* Begin *
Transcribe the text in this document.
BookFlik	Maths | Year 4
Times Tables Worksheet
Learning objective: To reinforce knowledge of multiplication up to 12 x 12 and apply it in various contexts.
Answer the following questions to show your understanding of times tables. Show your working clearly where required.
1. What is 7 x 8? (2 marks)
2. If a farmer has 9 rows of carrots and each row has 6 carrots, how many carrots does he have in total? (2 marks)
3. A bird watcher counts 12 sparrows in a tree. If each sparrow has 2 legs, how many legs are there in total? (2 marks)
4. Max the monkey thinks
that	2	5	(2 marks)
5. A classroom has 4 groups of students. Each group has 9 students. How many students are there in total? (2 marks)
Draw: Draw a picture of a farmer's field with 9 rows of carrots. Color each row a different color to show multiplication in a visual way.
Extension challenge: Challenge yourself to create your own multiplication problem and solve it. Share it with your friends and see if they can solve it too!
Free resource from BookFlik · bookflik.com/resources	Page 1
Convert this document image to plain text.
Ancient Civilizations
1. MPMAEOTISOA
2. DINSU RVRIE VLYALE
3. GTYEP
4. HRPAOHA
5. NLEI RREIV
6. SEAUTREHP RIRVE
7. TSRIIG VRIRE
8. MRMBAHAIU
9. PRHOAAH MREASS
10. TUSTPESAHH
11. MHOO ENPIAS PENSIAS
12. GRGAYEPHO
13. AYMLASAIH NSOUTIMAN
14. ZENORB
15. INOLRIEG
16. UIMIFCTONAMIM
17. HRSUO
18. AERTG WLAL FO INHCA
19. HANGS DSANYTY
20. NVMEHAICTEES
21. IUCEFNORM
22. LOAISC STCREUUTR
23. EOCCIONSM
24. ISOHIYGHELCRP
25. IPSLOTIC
* End *
GOAL OF THE EXERCISE:
Emit the full listing verbatim.

EXPECTED ANSWER:
Transcribe the text in this document.
BookFlik	Maths | Year 4
Times Tables Worksheet
Learning objective: To reinforce knowledge of multiplication up to 12 x 12 and apply it in various contexts.
Answer the following questions to show your understanding of times tables. Show your working clearly where required.
1. What is 7 x 8? (2 marks)
2. If a farmer has 9 rows of carrots and each row has 6 carrots, how many carrots does he have in total? (2 marks)
3. A bird watcher counts 12 sparrows in a tree. If each sparrow has 2 legs, how many legs are there in total? (2 marks)
4. Max the monkey thinks
that	2	5	(2 marks)
5. A classroom has 4 groups of students. Each group has 9 students. How many students are there in total? (2 marks)
Draw: Draw a picture of a farmer's field with 9 rows of carrots. Color each row a different color to show multiplication in a visual way.
Extension challenge: Challenge yourself to create your own multiplication problem and solve it. Share it with your friends and see if they can solve it too!
Free resource from BookFlik · bookflik.com/resources	Page 1
Convert this document image to plain text.
Ancient Civilizations
1. MPMAEOTISOA
2. DINSU RVRIE VLYALE
3. GTYEP
4. HRPAOHA
5. NLEI RREIV
6. SEAUTREHP RIRVE
7. TSRIIG VRIRE
8. MRMBAHAIU
9. PRHOAAH MREASS
10. TUSTPESAHH
11. MHOO ENPIAS PENSIAS
12. GRGAYEPHO
13. AYMLASAIH NSOUTIMAN
14. ZENORB
15. INOLRIEG
16. UIMIFCTONAMIM
17. HRSUO
18. AERTG WLAL FO INHCA
19. HANGS DSANYTY
20. NVMEHAICTEES
21. IUCEFNORM
22. LOAISC STCREUUTR
23. EOCCIONSM
24. ISOHIYGHELCRP
25. IPSLOTIC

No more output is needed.